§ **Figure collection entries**
───

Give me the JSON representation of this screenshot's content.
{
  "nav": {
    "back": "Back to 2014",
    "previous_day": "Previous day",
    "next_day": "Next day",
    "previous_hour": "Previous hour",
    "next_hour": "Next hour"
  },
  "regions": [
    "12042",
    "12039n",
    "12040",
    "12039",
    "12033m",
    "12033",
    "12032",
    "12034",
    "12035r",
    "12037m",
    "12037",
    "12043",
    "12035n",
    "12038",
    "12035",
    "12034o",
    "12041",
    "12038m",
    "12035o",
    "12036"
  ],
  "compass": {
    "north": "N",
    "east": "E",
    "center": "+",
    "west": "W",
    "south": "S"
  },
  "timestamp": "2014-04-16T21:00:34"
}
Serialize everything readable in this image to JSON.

───

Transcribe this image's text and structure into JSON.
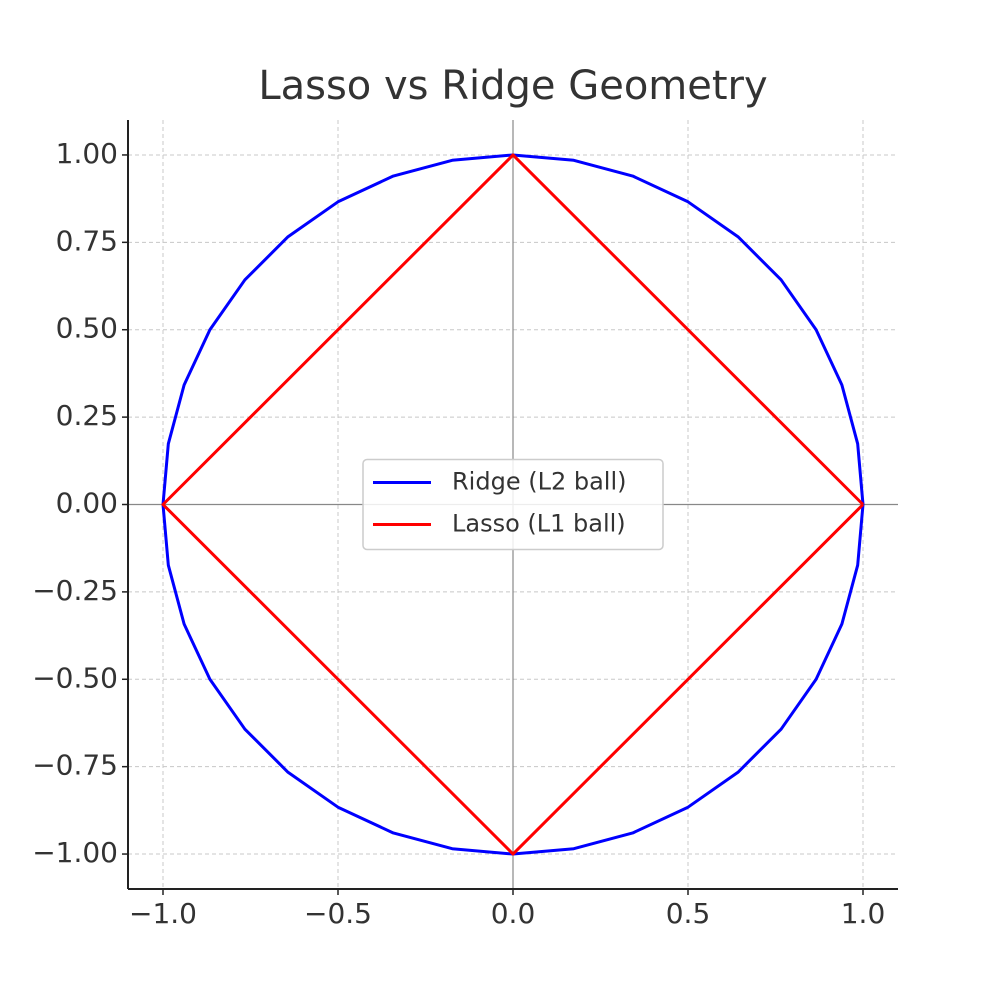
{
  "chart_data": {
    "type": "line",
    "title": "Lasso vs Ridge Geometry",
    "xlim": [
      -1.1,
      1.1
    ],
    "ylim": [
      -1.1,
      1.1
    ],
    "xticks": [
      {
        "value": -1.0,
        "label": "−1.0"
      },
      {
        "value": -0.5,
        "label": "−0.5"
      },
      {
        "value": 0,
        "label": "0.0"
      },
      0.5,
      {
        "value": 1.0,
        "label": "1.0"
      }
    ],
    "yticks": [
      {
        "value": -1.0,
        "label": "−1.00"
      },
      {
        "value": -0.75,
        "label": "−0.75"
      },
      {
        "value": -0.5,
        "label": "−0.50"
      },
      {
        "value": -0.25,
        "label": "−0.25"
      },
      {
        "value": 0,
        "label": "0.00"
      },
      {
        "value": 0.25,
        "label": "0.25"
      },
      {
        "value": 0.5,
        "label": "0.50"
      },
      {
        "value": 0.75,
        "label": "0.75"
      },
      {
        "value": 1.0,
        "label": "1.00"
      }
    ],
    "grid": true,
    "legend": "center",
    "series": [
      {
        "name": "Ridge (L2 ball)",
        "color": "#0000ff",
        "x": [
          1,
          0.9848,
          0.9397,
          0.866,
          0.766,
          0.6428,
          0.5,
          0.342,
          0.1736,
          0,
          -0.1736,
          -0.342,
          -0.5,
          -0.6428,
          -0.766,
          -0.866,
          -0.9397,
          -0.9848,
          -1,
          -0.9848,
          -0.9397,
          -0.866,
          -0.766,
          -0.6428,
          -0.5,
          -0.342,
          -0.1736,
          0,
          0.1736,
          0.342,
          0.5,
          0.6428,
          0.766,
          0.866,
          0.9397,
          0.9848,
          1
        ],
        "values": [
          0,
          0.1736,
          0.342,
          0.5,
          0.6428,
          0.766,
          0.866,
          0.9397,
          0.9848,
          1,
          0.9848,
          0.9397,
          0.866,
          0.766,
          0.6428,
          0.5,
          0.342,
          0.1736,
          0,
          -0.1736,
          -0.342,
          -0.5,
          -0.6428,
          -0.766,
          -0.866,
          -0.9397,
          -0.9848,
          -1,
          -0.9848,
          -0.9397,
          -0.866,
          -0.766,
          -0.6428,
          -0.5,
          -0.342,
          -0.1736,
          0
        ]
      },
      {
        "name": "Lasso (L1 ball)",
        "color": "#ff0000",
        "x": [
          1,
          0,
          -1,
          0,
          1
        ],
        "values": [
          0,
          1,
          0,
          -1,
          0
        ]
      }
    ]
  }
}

───

§ **OBJECTIVE**
Return the exact lines from the line with "Give me the" to the line with "Serialize everything readable", inclusive of both, with nothing added.

§ **TASK OUTPUT**
Give me the JSON representation of this screenshot's content.
{
  "nav": {
    "back": "Back to 2014",
    "previous_day": "Previous day",
    "next_day": "Next day",
    "previous_hour": "Previous hour",
    "next_hour": "Next hour"
  },
  "regions": [
    "12042",
    "12039n",
    "12040",
    "12039",
    "12033m",
    "12033",
    "12032",
    "12034",
    "12035r",
    "12037m",
    "12037",
    "12043",
    "12035n",
    "12038",
    "12035",
    "12034o",
    "12041",
    "12038m",
    "12035o",
    "12036"
  ],
  "compass": {
    "north": "N",
    "east": "E",
    "center": "+",
    "west": "W",
    "south": "S"
  },
  "timestamp": "2014-04-16T21:00:34"
}
Serialize everything readable in this image to JSON.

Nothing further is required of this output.